WRITTEN INSTRUCTION:
Reproduce the material word for word; the images stay out.

··········

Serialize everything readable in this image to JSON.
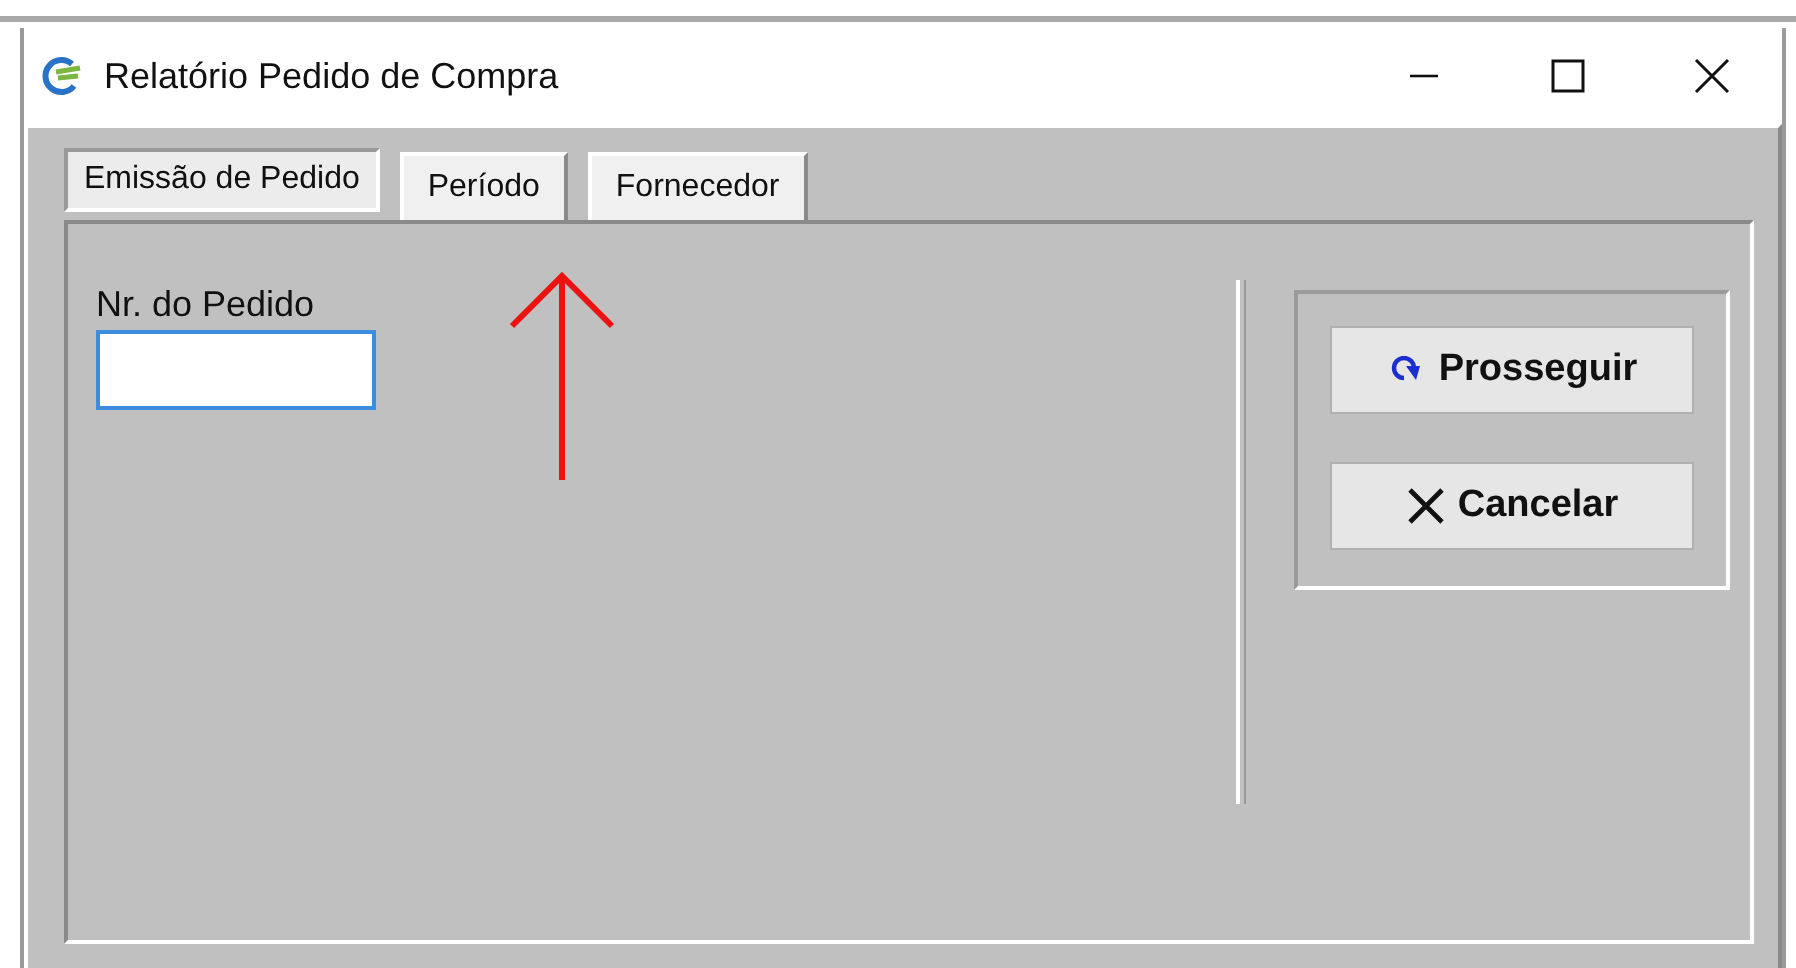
{
  "window": {
    "title": "Relatório Pedido de Compra"
  },
  "tabs": [
    {
      "label": "Emissão de Pedido",
      "selected": true
    },
    {
      "label": "Período",
      "selected": false
    },
    {
      "label": "Fornecedor",
      "selected": false
    }
  ],
  "order_number": {
    "label": "Nr. do Pedido",
    "focused": true
  },
  "buttons": [
    {
      "label": "Prosseguir",
      "kind": "proceed"
    },
    {
      "label": "Cancelar",
      "kind": "cancel"
    }
  ]
}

··········

REPLY TO THE EXERCISE:
Serialize everything readable in this image to JSON.
{
  "window": {
    "title": "Relatório Pedido de Compra"
  },
  "tabs": [
    {
      "label": "Emissão de Pedido",
      "selected": true
    },
    {
      "label": "Período",
      "selected": false
    },
    {
      "label": "Fornecedor",
      "selected": false
    }
  ],
  "order_number": {
    "label": "Nr. do Pedido",
    "focused": true
  },
  "buttons": [
    {
      "label": "Prosseguir",
      "kind": "proceed"
    },
    {
      "label": "Cancelar",
      "kind": "cancel"
    }
  ]
}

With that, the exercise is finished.